*WORK ORDER 1*. Repeat part of the piece on nature as a healer word for word. Start at the words "I have had negative" and stop after "with adult clients.".
*WORK ORDER 2*.
Answer these questions using the piece on nature as a healer:
(a) How old does the writer say they are now?
(b) What did the writer want to play instead of hiking as a child?
(c) What does the abbreviation OAPIs stand for?
*WORK ORDER 3*. Write the next part of the piece on nature as a healer, picking up after its final sentence.

*PROVIDED TEXT*.
------
Here’s a bit of my story, the journey that brought me to this topic of nature as a healer…
I was brought up by an adventure-loving single-mother and an involved extended family of outdoor enthusiasts. We often went camping and weekends were always occupied with an outdoor activity. I was the black sheep, the Millennial who was always chastised for wanting to play my Gameboy instead of trekking the four-hour hike up to some awe-inspiring lookout. My family members are big fans of type-1 fun, activities that require considerable effort and are most enjoyed at the finish line. I am more of a type-2-fun woman; I love the thrill of risk and competition considerably more than the painstaking grind of physical struggle. My childhood was full of playful, outdoor activities and adventures, and my mental health plummeted when I turned away from this lifestyle, morphing into a teen trapped behind a screen.
Now, I am 33 years old, and I spend most of my days working on my computer. I have come to appreciate and look forward to the time I spend in nature, whether it is an introspective hike with my dog, philosophical stargazing with my friends or exhilarating white-water-canoeing with my partner and stepsons. I also recognize, from experience, the challenges of committing time and effort amid a busy adult life to leave room for this involved form of play. Mental health is a continuous struggle in my life, especially through the isolation-inducing Covid-19 pandemic, and I know that, when I dedicate time to them, playful adventures in nature enhance my overall wellness and decrease the power of stress, anxiety, and depression in my life. When I engage in these activities strategically, they also support me on my personal healing journey towards self- awareness and acceptance.
I have had negative experiences as a client in therapy, but I am not convinced that nature, play or adventure can singularly be the self-help, solve-all for North America’s current mental health crisis. I find myself wondering: How can we marry these topics of therapy, play, nature, and adventure? Can they be blended into a wellness model that extends beyond the difficult to access adventure/wilderness therapies, with their time, money and skill requirements? I wondered if outdoor-adventure-play could be an avenue for smaller interventions, or psychotherapy homework, when working with adult clients.
This is what sparked my deep dive into my own style of nature-based therapy: Outdoor-Adventure-Play Interventions, or OAPIs for short. I embarked on my Master’s thesis with gusto and came out a bit withered from the effort but much wiser too.
------
*STUDY MATERIAL*.
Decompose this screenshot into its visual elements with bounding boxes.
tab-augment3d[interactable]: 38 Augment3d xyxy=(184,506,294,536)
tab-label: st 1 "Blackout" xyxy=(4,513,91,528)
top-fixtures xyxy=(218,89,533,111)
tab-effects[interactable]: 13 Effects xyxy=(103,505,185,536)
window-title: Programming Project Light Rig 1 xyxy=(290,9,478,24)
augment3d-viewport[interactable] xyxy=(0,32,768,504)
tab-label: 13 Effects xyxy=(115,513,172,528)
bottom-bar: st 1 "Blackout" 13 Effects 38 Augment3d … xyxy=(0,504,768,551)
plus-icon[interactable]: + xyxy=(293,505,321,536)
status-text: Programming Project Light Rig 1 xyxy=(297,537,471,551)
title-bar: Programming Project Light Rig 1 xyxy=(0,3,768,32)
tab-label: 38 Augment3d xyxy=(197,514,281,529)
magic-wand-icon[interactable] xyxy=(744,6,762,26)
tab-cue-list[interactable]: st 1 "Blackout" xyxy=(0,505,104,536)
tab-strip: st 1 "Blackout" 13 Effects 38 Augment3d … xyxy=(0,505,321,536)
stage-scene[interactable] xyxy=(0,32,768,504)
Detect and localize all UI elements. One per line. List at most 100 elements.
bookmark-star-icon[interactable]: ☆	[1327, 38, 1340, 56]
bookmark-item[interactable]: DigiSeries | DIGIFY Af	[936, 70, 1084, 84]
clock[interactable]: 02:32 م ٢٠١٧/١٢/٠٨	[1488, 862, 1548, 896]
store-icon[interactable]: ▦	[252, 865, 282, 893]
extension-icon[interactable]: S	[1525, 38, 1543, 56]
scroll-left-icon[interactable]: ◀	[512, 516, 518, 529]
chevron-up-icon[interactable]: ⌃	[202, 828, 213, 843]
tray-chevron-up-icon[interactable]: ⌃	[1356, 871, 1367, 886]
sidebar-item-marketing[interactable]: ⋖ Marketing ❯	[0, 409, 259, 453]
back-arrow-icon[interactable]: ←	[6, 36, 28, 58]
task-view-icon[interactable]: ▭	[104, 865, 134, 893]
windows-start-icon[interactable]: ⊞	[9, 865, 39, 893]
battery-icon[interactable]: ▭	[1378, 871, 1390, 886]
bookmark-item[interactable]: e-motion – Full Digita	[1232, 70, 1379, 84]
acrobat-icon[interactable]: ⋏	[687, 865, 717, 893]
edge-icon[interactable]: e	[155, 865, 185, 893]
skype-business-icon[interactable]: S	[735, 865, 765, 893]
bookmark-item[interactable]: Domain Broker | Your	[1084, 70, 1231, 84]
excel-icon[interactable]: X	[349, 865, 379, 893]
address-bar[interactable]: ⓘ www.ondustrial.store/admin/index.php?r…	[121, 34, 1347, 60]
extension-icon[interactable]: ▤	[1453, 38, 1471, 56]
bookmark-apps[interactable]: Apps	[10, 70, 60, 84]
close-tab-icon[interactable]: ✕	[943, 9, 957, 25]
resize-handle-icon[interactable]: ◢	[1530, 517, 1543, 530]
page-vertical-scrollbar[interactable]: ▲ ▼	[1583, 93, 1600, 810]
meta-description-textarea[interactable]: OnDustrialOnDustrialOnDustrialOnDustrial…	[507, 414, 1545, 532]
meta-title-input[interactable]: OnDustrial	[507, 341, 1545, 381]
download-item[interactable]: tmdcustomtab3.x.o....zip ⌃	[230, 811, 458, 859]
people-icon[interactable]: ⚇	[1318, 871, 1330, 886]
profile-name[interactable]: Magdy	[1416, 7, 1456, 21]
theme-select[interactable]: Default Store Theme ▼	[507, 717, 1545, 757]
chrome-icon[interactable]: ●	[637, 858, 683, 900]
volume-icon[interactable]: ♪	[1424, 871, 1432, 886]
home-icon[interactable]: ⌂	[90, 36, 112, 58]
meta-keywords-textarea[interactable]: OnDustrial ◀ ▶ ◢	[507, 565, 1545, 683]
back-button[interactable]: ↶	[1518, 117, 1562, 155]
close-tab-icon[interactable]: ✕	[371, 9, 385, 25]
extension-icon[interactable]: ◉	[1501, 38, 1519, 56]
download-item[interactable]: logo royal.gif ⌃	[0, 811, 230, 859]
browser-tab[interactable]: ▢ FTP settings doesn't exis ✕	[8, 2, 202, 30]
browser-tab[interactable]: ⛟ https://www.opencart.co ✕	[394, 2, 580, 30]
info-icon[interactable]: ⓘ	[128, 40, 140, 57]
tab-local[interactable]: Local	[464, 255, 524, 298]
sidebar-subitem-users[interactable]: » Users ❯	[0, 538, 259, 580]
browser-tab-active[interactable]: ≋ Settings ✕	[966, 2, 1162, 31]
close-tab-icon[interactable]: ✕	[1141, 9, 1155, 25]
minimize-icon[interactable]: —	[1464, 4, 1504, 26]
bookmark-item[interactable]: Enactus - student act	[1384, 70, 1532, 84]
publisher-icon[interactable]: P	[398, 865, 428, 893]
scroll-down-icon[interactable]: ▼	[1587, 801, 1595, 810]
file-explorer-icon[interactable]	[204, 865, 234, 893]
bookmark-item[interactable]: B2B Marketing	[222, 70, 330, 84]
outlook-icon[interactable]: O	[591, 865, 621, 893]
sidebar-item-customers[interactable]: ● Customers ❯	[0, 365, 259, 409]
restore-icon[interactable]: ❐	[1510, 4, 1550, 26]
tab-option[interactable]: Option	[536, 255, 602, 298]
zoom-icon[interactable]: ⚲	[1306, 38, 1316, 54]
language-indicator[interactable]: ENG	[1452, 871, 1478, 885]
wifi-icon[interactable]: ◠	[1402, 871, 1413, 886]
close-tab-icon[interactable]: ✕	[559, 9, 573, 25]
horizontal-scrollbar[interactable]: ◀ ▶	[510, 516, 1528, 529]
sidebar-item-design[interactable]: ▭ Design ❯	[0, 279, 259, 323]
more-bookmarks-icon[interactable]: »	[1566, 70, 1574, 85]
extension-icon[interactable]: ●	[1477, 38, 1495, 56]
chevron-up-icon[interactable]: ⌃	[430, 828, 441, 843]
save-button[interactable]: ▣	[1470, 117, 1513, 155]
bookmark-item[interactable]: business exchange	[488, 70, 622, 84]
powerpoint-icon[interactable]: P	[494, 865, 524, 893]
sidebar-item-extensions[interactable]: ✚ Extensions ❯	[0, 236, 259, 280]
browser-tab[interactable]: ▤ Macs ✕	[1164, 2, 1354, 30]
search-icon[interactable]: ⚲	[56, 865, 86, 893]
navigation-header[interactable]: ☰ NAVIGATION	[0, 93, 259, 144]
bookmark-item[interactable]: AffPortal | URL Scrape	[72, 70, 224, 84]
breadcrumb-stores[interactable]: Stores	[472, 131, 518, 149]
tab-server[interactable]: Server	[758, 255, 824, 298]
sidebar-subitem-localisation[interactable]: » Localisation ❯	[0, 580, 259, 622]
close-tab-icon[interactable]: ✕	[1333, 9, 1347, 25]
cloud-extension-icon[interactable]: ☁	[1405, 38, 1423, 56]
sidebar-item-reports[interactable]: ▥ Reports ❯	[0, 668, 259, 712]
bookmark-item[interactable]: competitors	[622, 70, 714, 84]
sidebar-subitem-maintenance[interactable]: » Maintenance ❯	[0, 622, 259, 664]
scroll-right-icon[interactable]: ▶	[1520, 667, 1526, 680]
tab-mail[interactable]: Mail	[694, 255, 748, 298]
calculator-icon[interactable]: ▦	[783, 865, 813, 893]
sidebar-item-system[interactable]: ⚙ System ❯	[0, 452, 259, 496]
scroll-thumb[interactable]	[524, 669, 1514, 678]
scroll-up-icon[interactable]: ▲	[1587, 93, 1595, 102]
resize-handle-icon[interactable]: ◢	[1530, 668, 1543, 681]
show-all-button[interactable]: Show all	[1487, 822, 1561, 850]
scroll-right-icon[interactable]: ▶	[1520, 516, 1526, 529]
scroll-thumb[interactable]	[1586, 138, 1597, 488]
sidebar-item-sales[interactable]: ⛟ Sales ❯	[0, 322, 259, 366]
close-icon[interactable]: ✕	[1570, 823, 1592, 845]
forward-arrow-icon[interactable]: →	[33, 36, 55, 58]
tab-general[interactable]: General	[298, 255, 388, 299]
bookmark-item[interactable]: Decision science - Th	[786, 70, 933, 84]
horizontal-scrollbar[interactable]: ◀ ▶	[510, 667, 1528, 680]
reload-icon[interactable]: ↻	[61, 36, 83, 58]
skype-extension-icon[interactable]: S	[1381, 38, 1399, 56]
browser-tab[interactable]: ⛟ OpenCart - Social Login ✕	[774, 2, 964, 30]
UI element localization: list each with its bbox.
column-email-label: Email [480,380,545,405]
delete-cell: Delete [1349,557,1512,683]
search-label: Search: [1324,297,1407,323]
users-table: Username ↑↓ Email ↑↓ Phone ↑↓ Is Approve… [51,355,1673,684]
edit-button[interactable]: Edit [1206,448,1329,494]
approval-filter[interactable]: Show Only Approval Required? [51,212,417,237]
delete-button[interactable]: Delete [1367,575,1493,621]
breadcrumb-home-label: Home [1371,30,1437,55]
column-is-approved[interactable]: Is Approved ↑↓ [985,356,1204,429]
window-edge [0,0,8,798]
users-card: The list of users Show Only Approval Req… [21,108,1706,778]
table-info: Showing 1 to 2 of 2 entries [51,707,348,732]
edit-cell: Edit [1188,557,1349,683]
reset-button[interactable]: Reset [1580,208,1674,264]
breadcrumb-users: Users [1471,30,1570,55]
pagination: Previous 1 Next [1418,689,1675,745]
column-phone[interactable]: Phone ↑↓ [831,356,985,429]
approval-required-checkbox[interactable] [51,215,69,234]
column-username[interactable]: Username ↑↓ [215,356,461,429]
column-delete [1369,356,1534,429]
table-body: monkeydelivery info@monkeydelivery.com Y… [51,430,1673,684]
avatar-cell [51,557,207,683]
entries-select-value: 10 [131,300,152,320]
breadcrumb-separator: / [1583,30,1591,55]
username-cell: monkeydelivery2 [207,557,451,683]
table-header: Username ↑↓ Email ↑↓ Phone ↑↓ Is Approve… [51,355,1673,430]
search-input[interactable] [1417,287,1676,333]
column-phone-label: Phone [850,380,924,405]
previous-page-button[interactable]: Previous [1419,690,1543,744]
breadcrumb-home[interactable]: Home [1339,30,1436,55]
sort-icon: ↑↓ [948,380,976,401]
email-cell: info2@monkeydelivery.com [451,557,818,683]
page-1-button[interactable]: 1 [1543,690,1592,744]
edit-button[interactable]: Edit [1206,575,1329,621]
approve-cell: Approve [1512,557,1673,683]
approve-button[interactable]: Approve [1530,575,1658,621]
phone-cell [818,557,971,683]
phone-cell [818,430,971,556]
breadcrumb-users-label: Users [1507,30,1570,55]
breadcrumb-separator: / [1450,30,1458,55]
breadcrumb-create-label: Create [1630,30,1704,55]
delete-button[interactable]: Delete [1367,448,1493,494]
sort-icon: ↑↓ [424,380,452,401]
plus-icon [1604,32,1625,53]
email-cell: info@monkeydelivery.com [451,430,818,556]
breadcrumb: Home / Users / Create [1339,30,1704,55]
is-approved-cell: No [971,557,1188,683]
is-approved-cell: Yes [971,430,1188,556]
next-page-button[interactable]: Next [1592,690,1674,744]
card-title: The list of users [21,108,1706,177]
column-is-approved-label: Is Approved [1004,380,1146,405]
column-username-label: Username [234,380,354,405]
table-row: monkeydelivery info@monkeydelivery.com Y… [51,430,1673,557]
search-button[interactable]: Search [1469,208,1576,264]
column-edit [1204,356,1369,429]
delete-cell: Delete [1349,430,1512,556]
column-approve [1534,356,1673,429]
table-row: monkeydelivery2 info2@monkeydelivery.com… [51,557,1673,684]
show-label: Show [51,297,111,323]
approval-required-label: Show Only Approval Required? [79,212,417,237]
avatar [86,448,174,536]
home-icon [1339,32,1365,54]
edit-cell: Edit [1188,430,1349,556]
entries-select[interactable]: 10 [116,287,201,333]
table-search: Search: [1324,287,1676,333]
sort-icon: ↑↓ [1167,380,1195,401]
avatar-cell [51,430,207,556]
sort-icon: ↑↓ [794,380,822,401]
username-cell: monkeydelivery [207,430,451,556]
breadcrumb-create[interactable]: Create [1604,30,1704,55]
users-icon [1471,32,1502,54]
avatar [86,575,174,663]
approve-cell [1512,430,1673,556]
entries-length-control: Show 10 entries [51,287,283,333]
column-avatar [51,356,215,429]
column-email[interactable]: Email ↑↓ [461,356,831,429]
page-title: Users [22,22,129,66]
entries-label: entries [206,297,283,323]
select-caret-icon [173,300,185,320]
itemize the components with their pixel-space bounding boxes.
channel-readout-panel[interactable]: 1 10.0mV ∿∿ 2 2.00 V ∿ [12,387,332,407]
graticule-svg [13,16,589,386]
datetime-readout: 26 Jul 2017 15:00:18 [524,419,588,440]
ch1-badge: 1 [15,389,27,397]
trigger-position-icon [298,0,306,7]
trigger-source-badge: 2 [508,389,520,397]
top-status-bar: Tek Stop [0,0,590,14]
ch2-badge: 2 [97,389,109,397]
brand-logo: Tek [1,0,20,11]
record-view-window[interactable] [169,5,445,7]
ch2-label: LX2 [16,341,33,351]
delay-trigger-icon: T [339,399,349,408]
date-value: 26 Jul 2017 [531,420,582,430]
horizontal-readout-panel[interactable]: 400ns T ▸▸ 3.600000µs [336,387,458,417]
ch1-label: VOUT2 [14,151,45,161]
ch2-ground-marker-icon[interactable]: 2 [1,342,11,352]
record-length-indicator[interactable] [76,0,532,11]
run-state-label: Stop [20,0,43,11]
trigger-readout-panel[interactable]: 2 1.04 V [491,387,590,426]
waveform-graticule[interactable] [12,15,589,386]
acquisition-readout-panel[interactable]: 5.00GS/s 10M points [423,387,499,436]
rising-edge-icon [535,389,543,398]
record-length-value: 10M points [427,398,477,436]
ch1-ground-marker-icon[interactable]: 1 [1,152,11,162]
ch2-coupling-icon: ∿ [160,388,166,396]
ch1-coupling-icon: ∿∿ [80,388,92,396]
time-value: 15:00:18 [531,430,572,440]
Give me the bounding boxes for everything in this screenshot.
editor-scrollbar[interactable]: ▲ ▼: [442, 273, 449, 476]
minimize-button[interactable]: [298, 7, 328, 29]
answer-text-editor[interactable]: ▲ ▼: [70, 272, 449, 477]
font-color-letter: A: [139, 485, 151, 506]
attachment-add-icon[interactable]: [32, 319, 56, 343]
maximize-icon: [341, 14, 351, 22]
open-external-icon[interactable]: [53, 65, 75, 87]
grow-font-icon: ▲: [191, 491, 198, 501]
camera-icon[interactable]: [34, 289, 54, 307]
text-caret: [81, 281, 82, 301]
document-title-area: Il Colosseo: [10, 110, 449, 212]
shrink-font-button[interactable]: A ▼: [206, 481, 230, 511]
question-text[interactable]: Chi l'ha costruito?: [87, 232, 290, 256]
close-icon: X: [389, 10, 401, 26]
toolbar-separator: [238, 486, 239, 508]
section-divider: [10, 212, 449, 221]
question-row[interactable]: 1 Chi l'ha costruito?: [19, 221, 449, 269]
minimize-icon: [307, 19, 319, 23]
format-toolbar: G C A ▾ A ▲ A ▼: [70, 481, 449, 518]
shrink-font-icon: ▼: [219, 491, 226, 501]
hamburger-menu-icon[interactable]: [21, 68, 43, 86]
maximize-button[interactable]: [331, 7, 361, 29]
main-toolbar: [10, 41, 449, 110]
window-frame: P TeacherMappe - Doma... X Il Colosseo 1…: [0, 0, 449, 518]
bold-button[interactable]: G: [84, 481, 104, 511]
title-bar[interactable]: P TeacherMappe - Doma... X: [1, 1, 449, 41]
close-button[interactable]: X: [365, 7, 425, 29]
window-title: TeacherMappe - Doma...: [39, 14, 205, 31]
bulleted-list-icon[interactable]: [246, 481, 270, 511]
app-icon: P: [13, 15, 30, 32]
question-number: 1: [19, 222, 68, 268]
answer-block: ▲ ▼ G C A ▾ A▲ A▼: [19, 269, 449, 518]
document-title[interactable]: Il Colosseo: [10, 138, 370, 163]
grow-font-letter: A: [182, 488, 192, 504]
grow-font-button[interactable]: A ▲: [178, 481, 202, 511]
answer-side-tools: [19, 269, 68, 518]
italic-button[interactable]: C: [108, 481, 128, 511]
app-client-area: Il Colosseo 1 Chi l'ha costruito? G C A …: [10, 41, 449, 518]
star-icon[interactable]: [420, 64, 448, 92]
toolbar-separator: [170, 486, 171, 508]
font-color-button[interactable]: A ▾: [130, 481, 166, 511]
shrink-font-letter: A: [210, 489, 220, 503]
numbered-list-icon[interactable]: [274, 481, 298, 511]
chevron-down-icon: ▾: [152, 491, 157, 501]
------
*RESPONSE AREA 1*.
I have had negative experiences as a client in therapy, but I am not convinced that nature, play or adventure can singularly be the self-help, solve-all for North America’s current mental health crisis. I find myself wondering: How can we marry these topics of therapy, play, nature, and adventure? Can they be blended into a wellness model that extends beyond the difficult to access adventure/wilderness therapies, with their time, money and skill requirements? I wondered if outdoor-adventure-play could be an avenue for smaller interventions, or psychotherapy homework, when working with adult clients.

*RESPONSE AREA 2*.
(a) 33 years old
(b) a Gameboy
(c) Outdoor-Adventure-Play Interventions

*RESPONSE AREA 3*.
Personal experience has led me to believe in the benefits of both vigorous and less-active outdoor leisure and the pull of eudemonic motives (belonging, accomplishment) beyond the more commonly cited hedonistic motives (thrill-seeking). For this reason, I define outdoor-adventure-play as any playful adventure in a natural environment, in order to capture a diverse and accessible experience that is not relegated to an extreme demographic of adrenaline seekers or hedonists seeking to conquer nature. These parameters are useful, but not rigid, since excursions are not the only format that can create therapy from adventure. When we broaden our understanding of adventure and creatively employ it for therapeutic purposes, it becomes a versatile mechanism for change that could simply involve a person in their own backyard, without all the expensive adventure gear.
Adventure is an ambiguous term, but I describe it as a novel or uncertain activity involving kinaesthetic awareness and the voluntary seeking of physical and mental challenges. Adventure is distinct from play because it involves some element of novelty or the unknown. I believe this makes it a valuable tool for therapeutic self-discovery. Since the external environment for outdoor-adventure-play is nature, risk is inherent. This means that the adventure mechanism for this model does not need to be extreme (like rock-climbing or white-water paddling), and could be aligned with the boundaries, abilities, and interests of the person.
So with all that said, what is an OAPI?
OAPIs are useful constructs for proactive and playful approaches to the current mental health crisis.
It’s simple as that!
Therapy is expensive, but nature is an undervalued and under-utilized healer who offers experiential self-restoration for free! By using OAPIs, we can turn relaxing or existential experiences in the outdoors into actual therapeutic processes.
The key is to begin with a personal intention, to do whatever activity you are called to do, and then make the growth concrete by reflecting on it with a notebook, friend, or therapist.
I see mental health as a cyclical journey of diminishing distressing symptoms, as well as increasing feelings of wholeness, authenticity and belonging. I truly believe that we can partner with nature to achieve holistic health and to support us on our journey to reaching our potential in the world.
Follow my Instagram account, to watch as I employ OAPIs to my own life! 🙂
*** If you are interested in reading my Masters Thesis, a 100-page document on this topic, then reach out to me (firstname.lastname@example.org) and I will send it over at no cost. I’m happy to share what I learned with the world!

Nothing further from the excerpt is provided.